▸ Work to be completed
Work out how many lines contain "indicar". Reply with the count alone.

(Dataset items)
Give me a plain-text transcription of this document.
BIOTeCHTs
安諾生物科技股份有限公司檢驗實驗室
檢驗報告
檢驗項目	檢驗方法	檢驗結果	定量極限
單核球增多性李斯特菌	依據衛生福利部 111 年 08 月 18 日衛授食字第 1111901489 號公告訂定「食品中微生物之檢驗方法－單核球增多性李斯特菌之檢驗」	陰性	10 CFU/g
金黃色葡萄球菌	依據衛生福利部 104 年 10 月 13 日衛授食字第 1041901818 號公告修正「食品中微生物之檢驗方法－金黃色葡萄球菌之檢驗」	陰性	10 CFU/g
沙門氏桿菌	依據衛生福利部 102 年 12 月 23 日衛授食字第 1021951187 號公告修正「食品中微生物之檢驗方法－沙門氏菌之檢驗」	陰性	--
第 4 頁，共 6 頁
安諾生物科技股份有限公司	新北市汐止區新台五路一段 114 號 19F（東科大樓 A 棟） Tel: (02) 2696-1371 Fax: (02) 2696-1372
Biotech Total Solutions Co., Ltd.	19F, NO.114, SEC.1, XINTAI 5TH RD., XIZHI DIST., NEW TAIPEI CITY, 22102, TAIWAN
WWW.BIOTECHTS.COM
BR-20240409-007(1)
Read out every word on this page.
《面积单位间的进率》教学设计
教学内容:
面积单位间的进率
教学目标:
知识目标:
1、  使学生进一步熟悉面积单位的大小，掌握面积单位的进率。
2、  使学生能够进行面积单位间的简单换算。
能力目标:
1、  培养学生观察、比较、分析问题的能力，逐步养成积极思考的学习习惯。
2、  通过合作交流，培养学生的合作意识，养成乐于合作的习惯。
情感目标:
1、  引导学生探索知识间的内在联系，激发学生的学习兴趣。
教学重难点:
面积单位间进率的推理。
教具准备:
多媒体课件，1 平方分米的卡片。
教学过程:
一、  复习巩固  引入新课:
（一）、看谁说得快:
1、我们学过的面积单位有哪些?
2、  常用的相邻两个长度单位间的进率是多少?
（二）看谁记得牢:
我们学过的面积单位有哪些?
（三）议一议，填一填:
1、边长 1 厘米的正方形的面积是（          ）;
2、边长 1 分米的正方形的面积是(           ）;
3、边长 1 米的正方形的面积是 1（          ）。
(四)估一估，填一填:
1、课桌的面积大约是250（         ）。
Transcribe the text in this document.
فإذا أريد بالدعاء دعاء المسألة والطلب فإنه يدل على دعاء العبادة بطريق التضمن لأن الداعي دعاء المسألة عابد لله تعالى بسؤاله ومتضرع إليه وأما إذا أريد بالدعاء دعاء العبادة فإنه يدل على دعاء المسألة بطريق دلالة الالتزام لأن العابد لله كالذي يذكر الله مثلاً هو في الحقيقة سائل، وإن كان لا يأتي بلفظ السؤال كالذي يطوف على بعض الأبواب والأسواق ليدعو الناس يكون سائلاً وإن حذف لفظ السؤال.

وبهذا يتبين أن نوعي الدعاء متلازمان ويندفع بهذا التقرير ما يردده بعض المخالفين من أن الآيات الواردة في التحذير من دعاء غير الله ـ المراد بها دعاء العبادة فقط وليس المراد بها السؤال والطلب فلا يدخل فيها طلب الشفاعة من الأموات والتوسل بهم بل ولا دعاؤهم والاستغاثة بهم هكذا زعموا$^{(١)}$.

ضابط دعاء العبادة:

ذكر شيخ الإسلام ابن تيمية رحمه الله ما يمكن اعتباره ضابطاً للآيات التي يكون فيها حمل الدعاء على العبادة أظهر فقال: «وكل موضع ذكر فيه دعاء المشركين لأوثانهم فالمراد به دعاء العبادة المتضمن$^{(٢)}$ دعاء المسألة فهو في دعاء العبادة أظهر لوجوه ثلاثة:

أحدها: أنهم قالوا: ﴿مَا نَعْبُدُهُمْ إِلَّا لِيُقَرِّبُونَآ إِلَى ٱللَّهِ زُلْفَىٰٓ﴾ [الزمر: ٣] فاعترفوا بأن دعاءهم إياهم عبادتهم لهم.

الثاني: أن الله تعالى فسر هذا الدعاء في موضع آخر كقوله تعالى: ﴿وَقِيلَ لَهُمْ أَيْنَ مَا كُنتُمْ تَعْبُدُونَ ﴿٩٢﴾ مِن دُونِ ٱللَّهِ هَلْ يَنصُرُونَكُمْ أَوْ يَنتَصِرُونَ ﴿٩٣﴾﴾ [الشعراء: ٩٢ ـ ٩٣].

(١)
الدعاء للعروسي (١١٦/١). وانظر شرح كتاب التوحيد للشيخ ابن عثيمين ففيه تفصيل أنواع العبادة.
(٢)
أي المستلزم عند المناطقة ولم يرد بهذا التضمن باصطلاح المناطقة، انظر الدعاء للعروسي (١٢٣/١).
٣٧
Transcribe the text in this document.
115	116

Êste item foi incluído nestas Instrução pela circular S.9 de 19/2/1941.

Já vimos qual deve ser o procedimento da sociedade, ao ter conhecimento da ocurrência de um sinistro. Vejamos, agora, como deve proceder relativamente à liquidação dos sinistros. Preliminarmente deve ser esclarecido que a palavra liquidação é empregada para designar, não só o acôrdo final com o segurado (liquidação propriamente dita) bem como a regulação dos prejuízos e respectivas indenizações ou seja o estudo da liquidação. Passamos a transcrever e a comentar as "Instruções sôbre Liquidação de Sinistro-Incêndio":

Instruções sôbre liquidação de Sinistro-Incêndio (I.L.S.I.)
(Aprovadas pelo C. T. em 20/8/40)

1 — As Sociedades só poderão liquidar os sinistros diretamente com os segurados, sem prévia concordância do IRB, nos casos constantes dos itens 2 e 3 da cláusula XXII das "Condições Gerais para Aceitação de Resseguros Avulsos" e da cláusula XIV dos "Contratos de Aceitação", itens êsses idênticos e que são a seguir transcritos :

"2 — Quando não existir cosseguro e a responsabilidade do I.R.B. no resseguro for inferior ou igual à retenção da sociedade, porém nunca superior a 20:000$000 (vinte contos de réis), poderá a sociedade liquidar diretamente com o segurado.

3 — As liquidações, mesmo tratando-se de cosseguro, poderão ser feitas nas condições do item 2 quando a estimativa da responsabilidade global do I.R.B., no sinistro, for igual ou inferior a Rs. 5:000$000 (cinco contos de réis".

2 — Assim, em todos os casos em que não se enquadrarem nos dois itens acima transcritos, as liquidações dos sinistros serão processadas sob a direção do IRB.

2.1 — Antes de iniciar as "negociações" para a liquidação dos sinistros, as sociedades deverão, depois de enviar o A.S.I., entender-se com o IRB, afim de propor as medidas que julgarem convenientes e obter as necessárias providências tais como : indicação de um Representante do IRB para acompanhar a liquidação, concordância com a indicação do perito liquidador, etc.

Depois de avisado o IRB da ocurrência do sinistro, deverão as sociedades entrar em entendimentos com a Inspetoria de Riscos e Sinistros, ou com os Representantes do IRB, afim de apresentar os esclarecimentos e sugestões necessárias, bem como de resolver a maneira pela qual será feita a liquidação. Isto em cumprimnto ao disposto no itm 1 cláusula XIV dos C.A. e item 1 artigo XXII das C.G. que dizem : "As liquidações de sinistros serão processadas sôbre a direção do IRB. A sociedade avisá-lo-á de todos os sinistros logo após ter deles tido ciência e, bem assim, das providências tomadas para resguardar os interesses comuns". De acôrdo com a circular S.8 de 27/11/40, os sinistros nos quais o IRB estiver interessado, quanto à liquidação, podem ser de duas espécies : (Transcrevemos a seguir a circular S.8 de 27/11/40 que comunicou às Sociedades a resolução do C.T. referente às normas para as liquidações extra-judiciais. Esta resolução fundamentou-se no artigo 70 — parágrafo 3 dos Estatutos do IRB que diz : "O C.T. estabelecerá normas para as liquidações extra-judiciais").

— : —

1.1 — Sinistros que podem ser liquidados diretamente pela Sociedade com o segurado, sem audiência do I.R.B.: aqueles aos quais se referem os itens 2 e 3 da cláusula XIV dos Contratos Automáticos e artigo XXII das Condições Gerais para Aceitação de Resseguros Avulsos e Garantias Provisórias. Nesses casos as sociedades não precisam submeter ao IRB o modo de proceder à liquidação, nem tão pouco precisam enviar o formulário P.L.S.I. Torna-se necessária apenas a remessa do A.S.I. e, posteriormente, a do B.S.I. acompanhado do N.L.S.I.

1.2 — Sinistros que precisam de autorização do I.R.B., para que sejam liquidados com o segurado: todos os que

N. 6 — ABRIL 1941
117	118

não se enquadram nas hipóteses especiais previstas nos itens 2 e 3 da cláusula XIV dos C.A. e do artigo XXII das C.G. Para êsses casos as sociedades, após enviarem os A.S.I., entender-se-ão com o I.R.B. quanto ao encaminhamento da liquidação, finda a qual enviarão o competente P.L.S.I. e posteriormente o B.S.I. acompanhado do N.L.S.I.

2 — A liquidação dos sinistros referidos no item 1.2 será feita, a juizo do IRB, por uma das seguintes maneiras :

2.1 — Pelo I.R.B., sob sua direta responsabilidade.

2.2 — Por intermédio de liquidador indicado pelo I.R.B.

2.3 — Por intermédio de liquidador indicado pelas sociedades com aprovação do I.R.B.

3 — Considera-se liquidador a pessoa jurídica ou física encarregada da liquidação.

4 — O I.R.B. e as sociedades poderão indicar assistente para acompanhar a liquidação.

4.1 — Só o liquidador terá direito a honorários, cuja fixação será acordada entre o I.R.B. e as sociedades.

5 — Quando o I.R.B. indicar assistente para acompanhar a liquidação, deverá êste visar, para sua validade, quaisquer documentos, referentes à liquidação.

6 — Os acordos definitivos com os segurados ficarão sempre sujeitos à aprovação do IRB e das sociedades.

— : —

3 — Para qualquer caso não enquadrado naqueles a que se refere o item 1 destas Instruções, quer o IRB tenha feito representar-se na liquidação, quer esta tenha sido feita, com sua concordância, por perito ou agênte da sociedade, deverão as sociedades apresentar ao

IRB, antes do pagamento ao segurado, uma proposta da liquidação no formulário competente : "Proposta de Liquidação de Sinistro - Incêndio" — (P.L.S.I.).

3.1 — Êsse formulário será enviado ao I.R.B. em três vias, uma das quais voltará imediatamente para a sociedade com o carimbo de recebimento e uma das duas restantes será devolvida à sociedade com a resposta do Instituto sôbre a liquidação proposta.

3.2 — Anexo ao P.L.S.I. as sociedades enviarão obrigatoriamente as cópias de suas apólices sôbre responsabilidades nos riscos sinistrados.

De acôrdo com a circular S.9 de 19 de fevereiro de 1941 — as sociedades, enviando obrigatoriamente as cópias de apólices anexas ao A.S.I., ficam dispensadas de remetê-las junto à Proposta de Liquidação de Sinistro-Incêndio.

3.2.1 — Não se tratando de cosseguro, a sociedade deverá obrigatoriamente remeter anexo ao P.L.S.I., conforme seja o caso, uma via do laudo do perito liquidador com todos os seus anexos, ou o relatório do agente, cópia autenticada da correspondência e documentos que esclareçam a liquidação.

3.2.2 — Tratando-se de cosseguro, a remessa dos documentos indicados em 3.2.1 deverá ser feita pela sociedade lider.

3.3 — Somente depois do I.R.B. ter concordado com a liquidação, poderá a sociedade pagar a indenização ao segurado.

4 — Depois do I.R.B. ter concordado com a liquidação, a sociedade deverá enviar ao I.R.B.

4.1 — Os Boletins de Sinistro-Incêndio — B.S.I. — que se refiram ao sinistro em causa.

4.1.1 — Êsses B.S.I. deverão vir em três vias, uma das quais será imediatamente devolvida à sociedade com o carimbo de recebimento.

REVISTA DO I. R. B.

▸ Solution to this task
2